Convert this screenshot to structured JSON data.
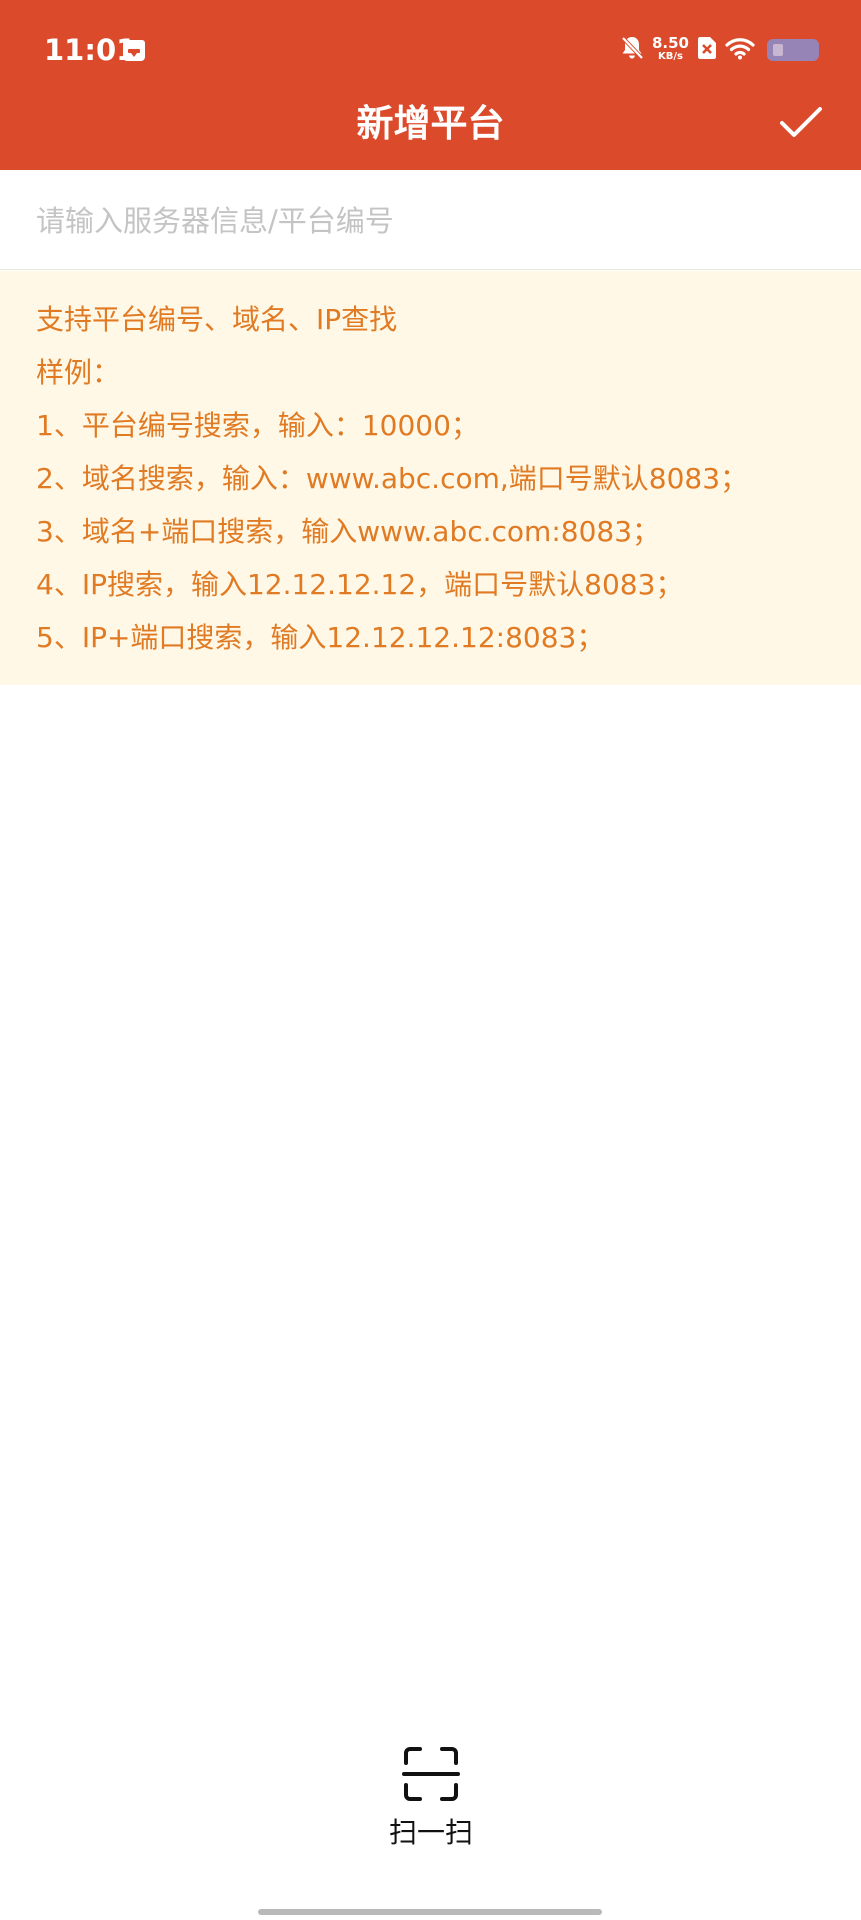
{
  "status_bar": {
    "time": "11:01",
    "net_speed_value": "8.50",
    "net_speed_unit": "KB/s",
    "icons": [
      "calendar-icon",
      "bell-off-icon",
      "sim-x-icon",
      "wifi-icon",
      "battery-icon"
    ]
  },
  "header": {
    "title": "新增平台",
    "confirm_icon": "check-icon"
  },
  "search": {
    "placeholder": "请输入服务器信息/平台编号",
    "value": ""
  },
  "hints": {
    "lines": [
      "支持平台编号、域名、IP查找",
      "样例：",
      "1、平台编号搜索，输入：10000；",
      "2、域名搜索，输入：www.abc.com,端口号默认8083；",
      "3、域名+端口搜索，输入www.abc.com:8083；",
      "4、IP搜索，输入12.12.12.12，端口号默认8083；",
      "5、IP+端口搜索，输入12.12.12.12:8083；"
    ]
  },
  "scan": {
    "label": "扫一扫",
    "icon": "scan-icon"
  },
  "colors": {
    "primary": "#db4a2b",
    "hint_background": "#fff8e7",
    "hint_text": "#e07b24",
    "placeholder": "#c4c4c4"
  }
}
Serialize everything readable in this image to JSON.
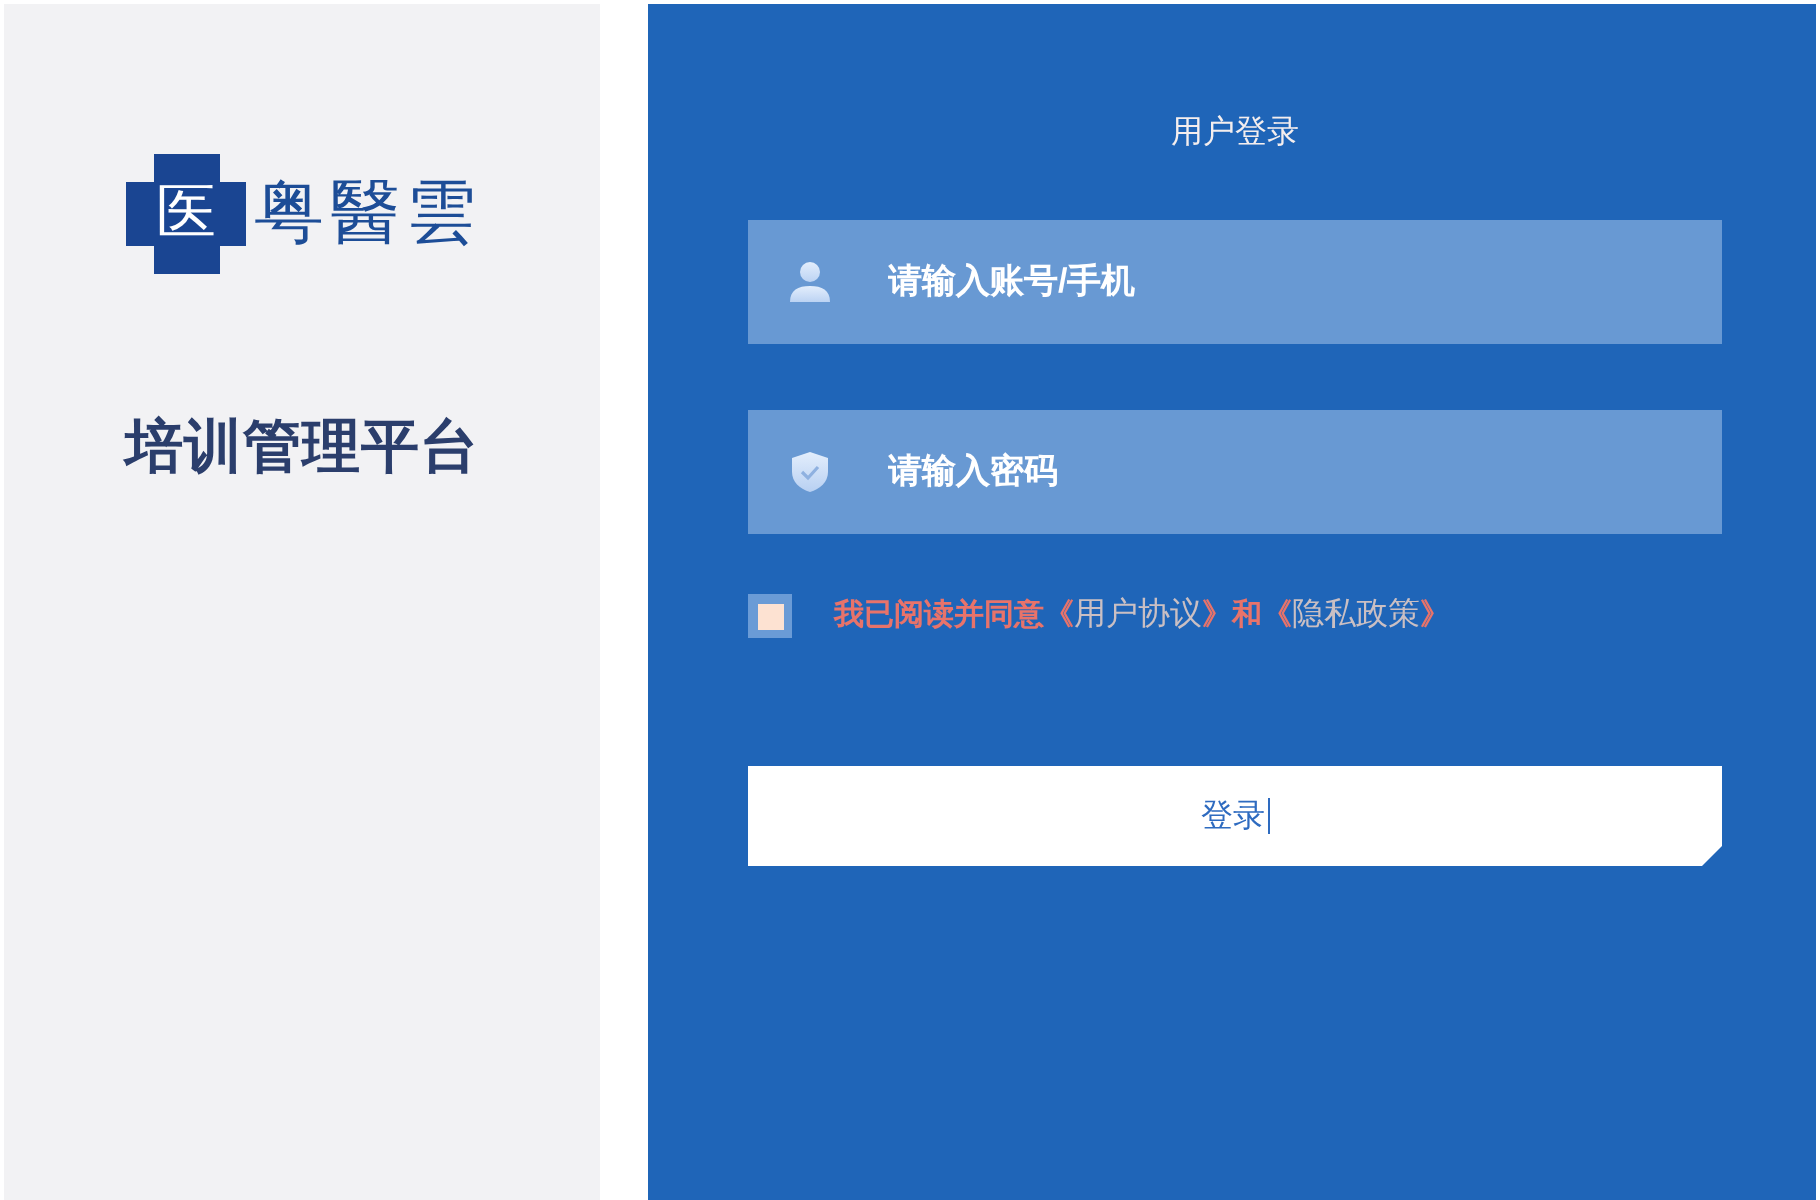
{
  "sidebar": {
    "logo": {
      "emblem": "医",
      "name": "粤醫雲"
    },
    "title": "培训管理平台"
  },
  "login": {
    "title": "用户登录",
    "fields": [
      {
        "kind": "user",
        "placeholder": "请输入账号/手机"
      },
      {
        "kind": "password",
        "placeholder": "请输入密码"
      }
    ],
    "agreement": {
      "checked": false,
      "parts": [
        {
          "kind": "text",
          "text": "我已阅读并同意《"
        },
        {
          "kind": "link",
          "text": "用户协议"
        },
        {
          "kind": "text",
          "text": "》和《"
        },
        {
          "kind": "link",
          "text": "隐私政策"
        },
        {
          "kind": "text",
          "text": "》"
        }
      ]
    },
    "submit": {
      "label": "登录",
      "text_cursor": true
    }
  }
}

+---+

All the lines above are to be given again exactly as they read, with the pictures removed.

▶ Written reply
Convert this screenshot to structured JSON data.
{
  "status_bar": {
    "time": "11:01",
    "net_speed_value": "8.50",
    "net_speed_unit": "KB/s",
    "icons": [
      "calendar-icon",
      "bell-off-icon",
      "sim-x-icon",
      "wifi-icon",
      "battery-icon"
    ]
  },
  "header": {
    "title": "新增平台",
    "confirm_icon": "check-icon"
  },
  "search": {
    "placeholder": "请输入服务器信息/平台编号",
    "value": ""
  },
  "hints": {
    "lines": [
      "支持平台编号、域名、IP查找",
      "样例：",
      "1、平台编号搜索，输入：10000；",
      "2、域名搜索，输入：www.abc.com,端口号默认8083；",
      "3、域名+端口搜索，输入www.abc.com:8083；",
      "4、IP搜索，输入12.12.12.12，端口号默认8083；",
      "5、IP+端口搜索，输入12.12.12.12:8083；"
    ]
  },
  "scan": {
    "label": "扫一扫",
    "icon": "scan-icon"
  },
  "colors": {
    "primary": "#db4a2b",
    "hint_background": "#fff8e7",
    "hint_text": "#e07b24",
    "placeholder": "#c4c4c4"
  }
}
Serialize everything readable in this image to JSON.
{
  "sidebar": {
    "logo": {
      "emblem": "医",
      "name": "粤醫雲"
    },
    "title": "培训管理平台"
  },
  "login": {
    "title": "用户登录",
    "fields": [
      {
        "kind": "user",
        "placeholder": "请输入账号/手机"
      },
      {
        "kind": "password",
        "placeholder": "请输入密码"
      }
    ],
    "agreement": {
      "checked": false,
      "parts": [
        {
          "kind": "text",
          "text": "我已阅读并同意《"
        },
        {
          "kind": "link",
          "text": "用户协议"
        },
        {
          "kind": "text",
          "text": "》和《"
        },
        {
          "kind": "link",
          "text": "隐私政策"
        },
        {
          "kind": "text",
          "text": "》"
        }
      ]
    },
    "submit": {
      "label": "登录",
      "text_cursor": true
    }
  }
}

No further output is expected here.